● WORK TO DO: Look through the entries and report how many lines include the word "select". Give the number alone.
-- START THE DATA --
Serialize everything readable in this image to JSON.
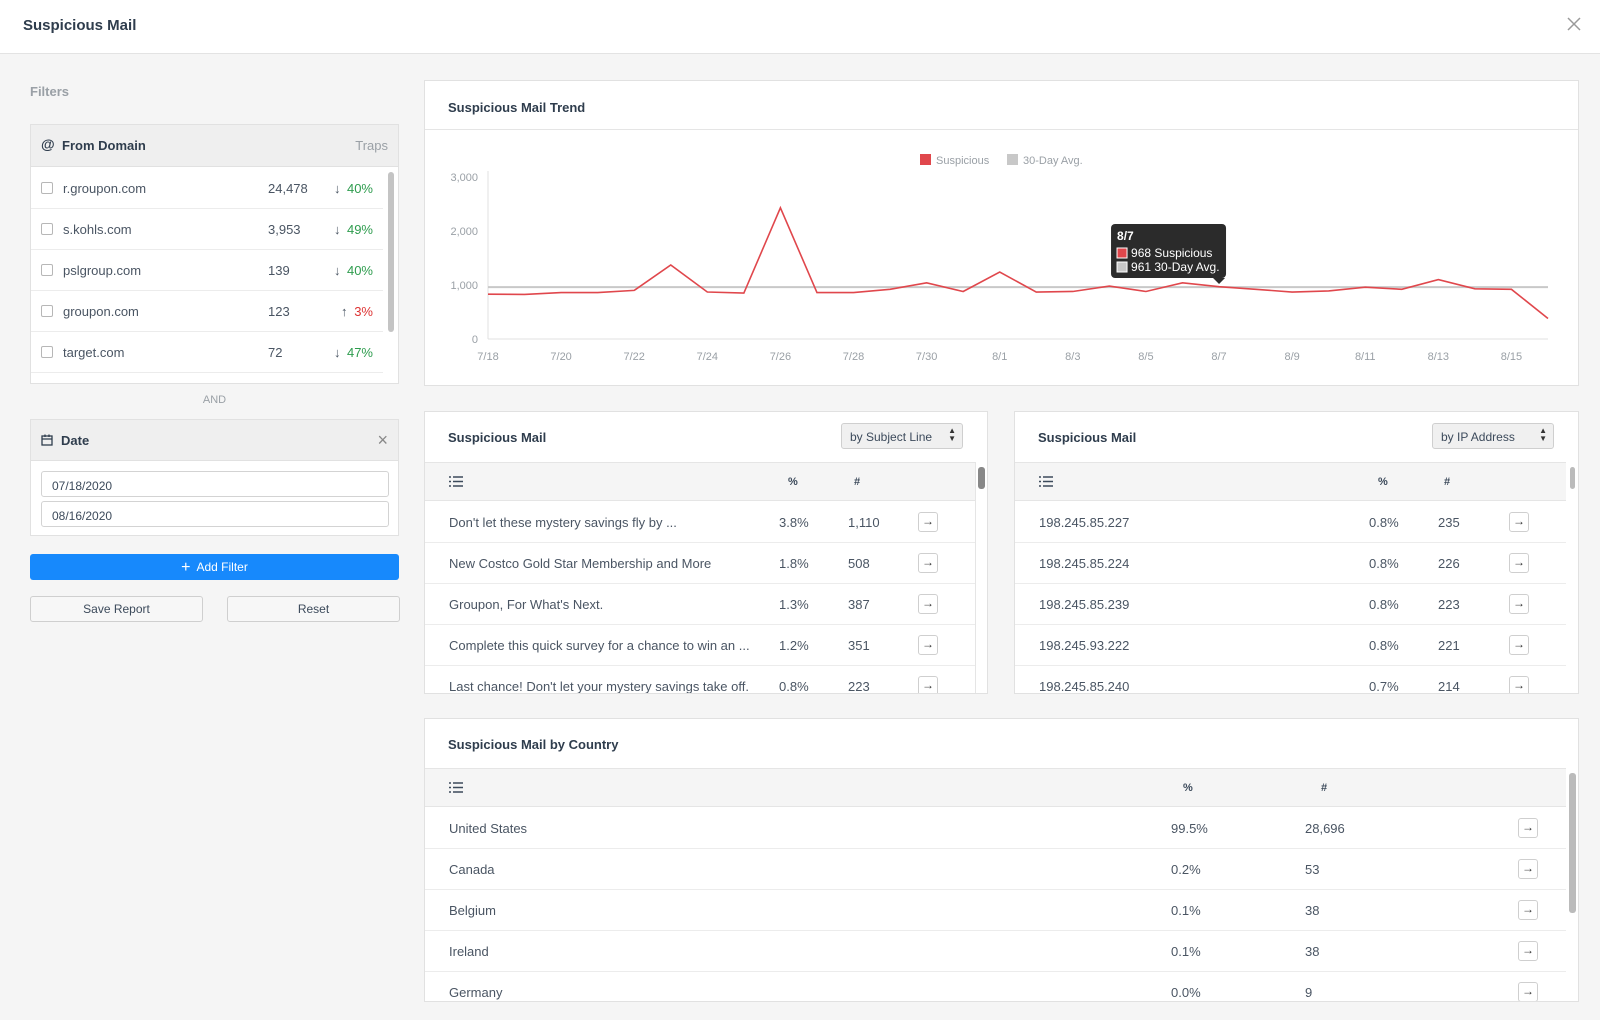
{
  "header": {
    "title": "Suspicious Mail",
    "close_icon": "close-icon"
  },
  "filters": {
    "label": "Filters",
    "from_domain": {
      "icon": "at-icon",
      "title": "From Domain",
      "col": "Traps",
      "rows": [
        {
          "domain": "r.groupon.com",
          "traps": "24,478",
          "change": "40%",
          "dir": "down"
        },
        {
          "domain": "s.kohls.com",
          "traps": "3,953",
          "change": "49%",
          "dir": "down"
        },
        {
          "domain": "pslgroup.com",
          "traps": "139",
          "change": "40%",
          "dir": "down"
        },
        {
          "domain": "groupon.com",
          "traps": "123",
          "change": "3%",
          "dir": "up"
        },
        {
          "domain": "target.com",
          "traps": "72",
          "change": "47%",
          "dir": "down"
        }
      ]
    },
    "and_label": "AND",
    "date": {
      "icon": "calendar-icon",
      "title": "Date",
      "close": "×",
      "start": "07/18/2020",
      "end": "08/16/2020"
    },
    "add_filter": "Add Filter",
    "save_report": "Save Report",
    "reset": "Reset"
  },
  "trend": {
    "title": "Suspicious Mail Trend"
  },
  "chart_data": {
    "type": "line",
    "title": "Suspicious Mail Trend",
    "x": [
      "7/18",
      "7/19",
      "7/20",
      "7/21",
      "7/22",
      "7/23",
      "7/24",
      "7/25",
      "7/26",
      "7/27",
      "7/28",
      "7/29",
      "7/30",
      "7/31",
      "8/1",
      "8/2",
      "8/3",
      "8/4",
      "8/5",
      "8/6",
      "8/7",
      "8/8",
      "8/9",
      "8/10",
      "8/11",
      "8/12",
      "8/13",
      "8/14",
      "8/15",
      "8/16"
    ],
    "xticks": [
      "7/18",
      "7/20",
      "7/22",
      "7/24",
      "7/26",
      "7/28",
      "7/30",
      "8/1",
      "8/3",
      "8/5",
      "8/7",
      "8/9",
      "8/11",
      "8/13",
      "8/15"
    ],
    "yticks": [
      "0",
      "1,000",
      "2,000",
      "3,000"
    ],
    "ylim": [
      0,
      3000
    ],
    "series": [
      {
        "name": "Suspicious",
        "color": "#e0474c",
        "values": [
          830,
          825,
          860,
          860,
          900,
          1370,
          870,
          850,
          2430,
          860,
          860,
          920,
          1040,
          880,
          1240,
          870,
          880,
          980,
          880,
          1040,
          968,
          920,
          870,
          890,
          960,
          920,
          1100,
          930,
          920,
          380
        ]
      },
      {
        "name": "30-Day Avg.",
        "color": "#c8c8c8",
        "values": [
          961,
          961,
          961,
          961,
          961,
          961,
          961,
          961,
          961,
          961,
          961,
          961,
          961,
          961,
          961,
          961,
          961,
          961,
          961,
          961,
          961,
          961,
          961,
          961,
          961,
          961,
          961,
          961,
          961,
          961
        ]
      }
    ],
    "legend": "top-center",
    "tooltip": {
      "date": "8/7",
      "suspicious": "968 Suspicious",
      "avg": "961 30-Day Avg."
    }
  },
  "subject": {
    "title": "Suspicious Mail",
    "select": "by Subject Line",
    "cols": {
      "list_icon": "list-icon",
      "pct": "%",
      "num": "#"
    },
    "rows": [
      {
        "label": "Don't let these mystery savings fly by ...",
        "pct": "3.8%",
        "num": "1,110"
      },
      {
        "label": "New Costco Gold Star Membership and More",
        "pct": "1.8%",
        "num": "508"
      },
      {
        "label": "Groupon, For What's Next.",
        "pct": "1.3%",
        "num": "387"
      },
      {
        "label": "Complete this quick survey for a chance to win an ...",
        "pct": "1.2%",
        "num": "351"
      },
      {
        "label": "Last chance! Don't let your mystery savings take off.",
        "pct": "0.8%",
        "num": "223"
      }
    ]
  },
  "ip": {
    "title": "Suspicious Mail",
    "select": "by IP Address",
    "cols": {
      "list_icon": "list-icon",
      "pct": "%",
      "num": "#"
    },
    "rows": [
      {
        "label": "198.245.85.227",
        "pct": "0.8%",
        "num": "235"
      },
      {
        "label": "198.245.85.224",
        "pct": "0.8%",
        "num": "226"
      },
      {
        "label": "198.245.85.239",
        "pct": "0.8%",
        "num": "223"
      },
      {
        "label": "198.245.93.222",
        "pct": "0.8%",
        "num": "221"
      },
      {
        "label": "198.245.85.240",
        "pct": "0.7%",
        "num": "214"
      }
    ]
  },
  "country": {
    "title": "Suspicious Mail by Country",
    "cols": {
      "list_icon": "list-icon",
      "pct": "%",
      "num": "#"
    },
    "rows": [
      {
        "label": "United States",
        "pct": "99.5%",
        "num": "28,696"
      },
      {
        "label": "Canada",
        "pct": "0.2%",
        "num": "53"
      },
      {
        "label": "Belgium",
        "pct": "0.1%",
        "num": "38"
      },
      {
        "label": "Ireland",
        "pct": "0.1%",
        "num": "38"
      },
      {
        "label": "Germany",
        "pct": "0.0%",
        "num": "9"
      }
    ]
  },
  "colors": {
    "accent": "#1789fc",
    "suspicious": "#e0474c",
    "avg": "#c8c8c8",
    "up": "#d33",
    "down": "#2e9c4e"
  }
}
-- END THE DATA --
● RESULT FOR THIS TASK: 2